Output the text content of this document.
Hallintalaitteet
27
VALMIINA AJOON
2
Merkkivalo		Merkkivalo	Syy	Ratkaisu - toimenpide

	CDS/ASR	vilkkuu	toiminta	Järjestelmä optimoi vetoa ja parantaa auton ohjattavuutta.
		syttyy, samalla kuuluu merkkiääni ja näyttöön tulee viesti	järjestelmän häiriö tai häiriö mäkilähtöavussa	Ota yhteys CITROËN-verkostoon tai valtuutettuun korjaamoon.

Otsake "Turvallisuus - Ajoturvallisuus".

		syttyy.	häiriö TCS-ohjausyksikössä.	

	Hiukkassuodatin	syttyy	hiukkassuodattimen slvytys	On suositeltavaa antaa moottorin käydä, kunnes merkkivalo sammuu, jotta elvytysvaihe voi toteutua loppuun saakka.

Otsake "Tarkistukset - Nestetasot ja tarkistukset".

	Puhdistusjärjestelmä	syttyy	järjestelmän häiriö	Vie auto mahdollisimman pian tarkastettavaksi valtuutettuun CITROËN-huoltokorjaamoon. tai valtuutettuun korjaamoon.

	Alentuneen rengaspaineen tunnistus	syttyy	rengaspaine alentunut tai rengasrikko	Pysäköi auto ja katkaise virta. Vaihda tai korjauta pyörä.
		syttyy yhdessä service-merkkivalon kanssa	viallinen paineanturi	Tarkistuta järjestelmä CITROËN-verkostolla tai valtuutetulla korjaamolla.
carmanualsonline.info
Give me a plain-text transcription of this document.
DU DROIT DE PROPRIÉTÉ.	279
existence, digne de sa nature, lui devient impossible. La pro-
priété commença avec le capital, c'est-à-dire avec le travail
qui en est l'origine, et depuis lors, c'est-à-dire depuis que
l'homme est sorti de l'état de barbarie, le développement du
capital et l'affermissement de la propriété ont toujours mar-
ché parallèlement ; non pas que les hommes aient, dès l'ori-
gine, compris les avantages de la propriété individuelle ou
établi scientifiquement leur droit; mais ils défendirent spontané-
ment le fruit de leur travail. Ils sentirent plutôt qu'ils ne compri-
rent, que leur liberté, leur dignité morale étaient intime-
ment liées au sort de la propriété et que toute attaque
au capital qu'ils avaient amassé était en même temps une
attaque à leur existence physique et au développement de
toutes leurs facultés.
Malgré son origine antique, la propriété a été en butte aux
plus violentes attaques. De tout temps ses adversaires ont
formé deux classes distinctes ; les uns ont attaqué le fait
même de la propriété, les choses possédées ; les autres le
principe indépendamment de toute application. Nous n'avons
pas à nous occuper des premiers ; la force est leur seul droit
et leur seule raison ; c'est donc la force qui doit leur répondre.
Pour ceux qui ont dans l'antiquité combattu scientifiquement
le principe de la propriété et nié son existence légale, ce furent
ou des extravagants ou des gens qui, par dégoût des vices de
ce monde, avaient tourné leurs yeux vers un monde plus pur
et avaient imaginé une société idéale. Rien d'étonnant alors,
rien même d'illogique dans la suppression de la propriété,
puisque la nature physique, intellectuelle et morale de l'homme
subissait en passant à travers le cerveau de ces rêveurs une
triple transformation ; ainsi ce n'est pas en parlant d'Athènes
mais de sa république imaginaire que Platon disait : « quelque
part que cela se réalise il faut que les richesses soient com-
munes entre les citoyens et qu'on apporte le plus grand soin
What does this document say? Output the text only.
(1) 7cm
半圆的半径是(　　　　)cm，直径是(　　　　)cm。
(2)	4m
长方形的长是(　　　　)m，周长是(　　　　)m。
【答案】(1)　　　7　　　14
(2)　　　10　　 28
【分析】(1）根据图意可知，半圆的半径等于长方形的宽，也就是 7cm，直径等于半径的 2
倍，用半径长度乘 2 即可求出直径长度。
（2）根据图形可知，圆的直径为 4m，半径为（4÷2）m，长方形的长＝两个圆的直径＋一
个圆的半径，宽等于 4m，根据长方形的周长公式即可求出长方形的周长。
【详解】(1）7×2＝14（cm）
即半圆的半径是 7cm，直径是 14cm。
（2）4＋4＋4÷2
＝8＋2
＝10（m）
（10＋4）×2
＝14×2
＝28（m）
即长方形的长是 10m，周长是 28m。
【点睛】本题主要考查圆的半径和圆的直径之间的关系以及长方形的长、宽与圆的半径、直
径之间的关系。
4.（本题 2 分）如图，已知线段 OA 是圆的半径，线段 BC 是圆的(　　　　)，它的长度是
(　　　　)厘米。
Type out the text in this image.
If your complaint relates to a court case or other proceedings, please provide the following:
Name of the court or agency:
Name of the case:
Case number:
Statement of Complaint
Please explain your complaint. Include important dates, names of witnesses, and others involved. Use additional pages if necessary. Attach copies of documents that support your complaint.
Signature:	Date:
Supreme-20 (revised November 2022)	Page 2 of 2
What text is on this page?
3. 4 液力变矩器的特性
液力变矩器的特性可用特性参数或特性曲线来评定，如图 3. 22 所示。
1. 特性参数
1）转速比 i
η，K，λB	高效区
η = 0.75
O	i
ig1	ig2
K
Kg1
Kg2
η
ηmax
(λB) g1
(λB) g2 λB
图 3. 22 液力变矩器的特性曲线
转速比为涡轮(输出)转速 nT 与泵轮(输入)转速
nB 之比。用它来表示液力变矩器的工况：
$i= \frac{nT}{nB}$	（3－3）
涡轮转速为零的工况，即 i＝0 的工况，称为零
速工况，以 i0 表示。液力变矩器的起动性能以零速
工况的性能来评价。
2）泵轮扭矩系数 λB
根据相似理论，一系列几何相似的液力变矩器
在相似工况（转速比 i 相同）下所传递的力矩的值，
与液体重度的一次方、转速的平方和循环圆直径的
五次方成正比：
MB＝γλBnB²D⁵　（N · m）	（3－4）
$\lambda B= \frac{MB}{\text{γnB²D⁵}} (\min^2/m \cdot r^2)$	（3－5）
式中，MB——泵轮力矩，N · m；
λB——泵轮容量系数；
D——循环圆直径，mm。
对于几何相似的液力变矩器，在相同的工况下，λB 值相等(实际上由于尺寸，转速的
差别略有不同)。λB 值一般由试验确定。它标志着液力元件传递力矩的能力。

□ □ □ □

◆ **Problem**
Tell how many lines in the material contain the word "häiriö". Only the number is wanted.

◆ **Exercise result**
3